Dataset entries
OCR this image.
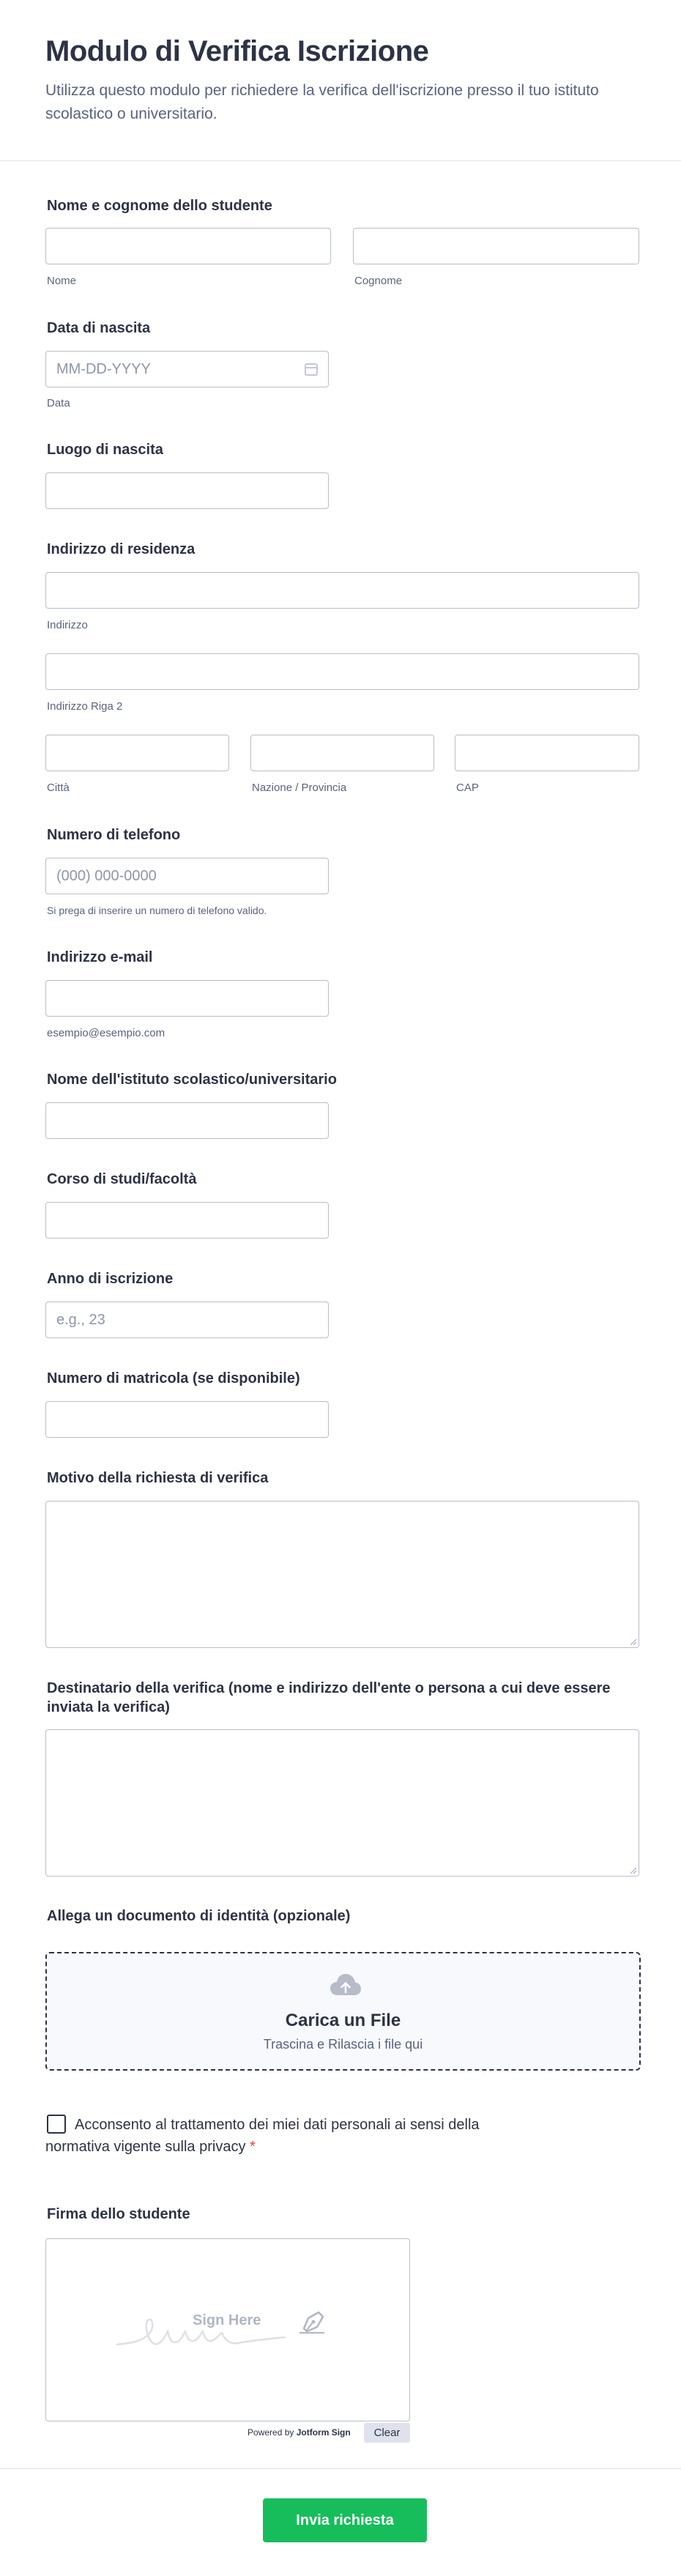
Modulo di Verifica Iscrizione

Utilizza questo modulo per richiedere la verifica dell'iscrizione presso il tuo istituto scolastico o universitario.

Nome e cognome dello studente
Nome	Cognome
Data di nascita
MM-DD-YYYY
Data
Luogo di nascita
Indirizzo di residenza
Indirizzo
Indirizzo Riga 2
Città	Nazione / Provincia	CAP
Numero di telefono
(000) 000-0000
Si prega di inserire un numero di telefono valido.
Indirizzo e-mail
esempio@esempio.com
Nome dell'istituto scolastico/universitario
Corso di studi/facoltà
Anno di iscrizione
e.g., 23
Numero di matricola (se disponibile)
Motivo della richiesta di verifica
Destinatario della verifica (nome e indirizzo dell'ente o persona a cui deve essere inviata la verifica)
Allega un documento di identità (opzionale)
Carica un File
Trascina e Rilascia i file qui
Acconsento al trattamento dei miei dati personali ai sensi della normativa vigente sulla privacy *
Firma dello studente
Sign Here
Powered by Jotform Sign	Clear
Invia richiesta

» **Problem to solve**: Retype all of the entries exactly as written, leaving out any images.

» **Answer**:
OCR this image.
Modulo di Verifica Iscrizione

Utilizza questo modulo per richiedere la verifica dell'iscrizione presso il tuo istituto scolastico o universitario.

Nome e cognome dello studente
Nome	Cognome
Data di nascita
MM-DD-YYYY
Data
Luogo di nascita
Indirizzo di residenza
Indirizzo
Indirizzo Riga 2
Città	Nazione / Provincia	CAP
Numero di telefono
(000) 000-0000
Si prega di inserire un numero di telefono valido.
Indirizzo e-mail
esempio@esempio.com
Nome dell'istituto scolastico/universitario
Corso di studi/facoltà
Anno di iscrizione
e.g., 23
Numero di matricola (se disponibile)
Motivo della richiesta di verifica
Destinatario della verifica (nome e indirizzo dell'ente o persona a cui deve essere inviata la verifica)
Allega un documento di identità (opzionale)
Carica un File
Trascina e Rilascia i file qui
Acconsento al trattamento dei miei dati personali ai sensi della normativa vigente sulla privacy *
Firma dello studente
Sign Here
Powered by Jotform Sign	Clear
Invia richiesta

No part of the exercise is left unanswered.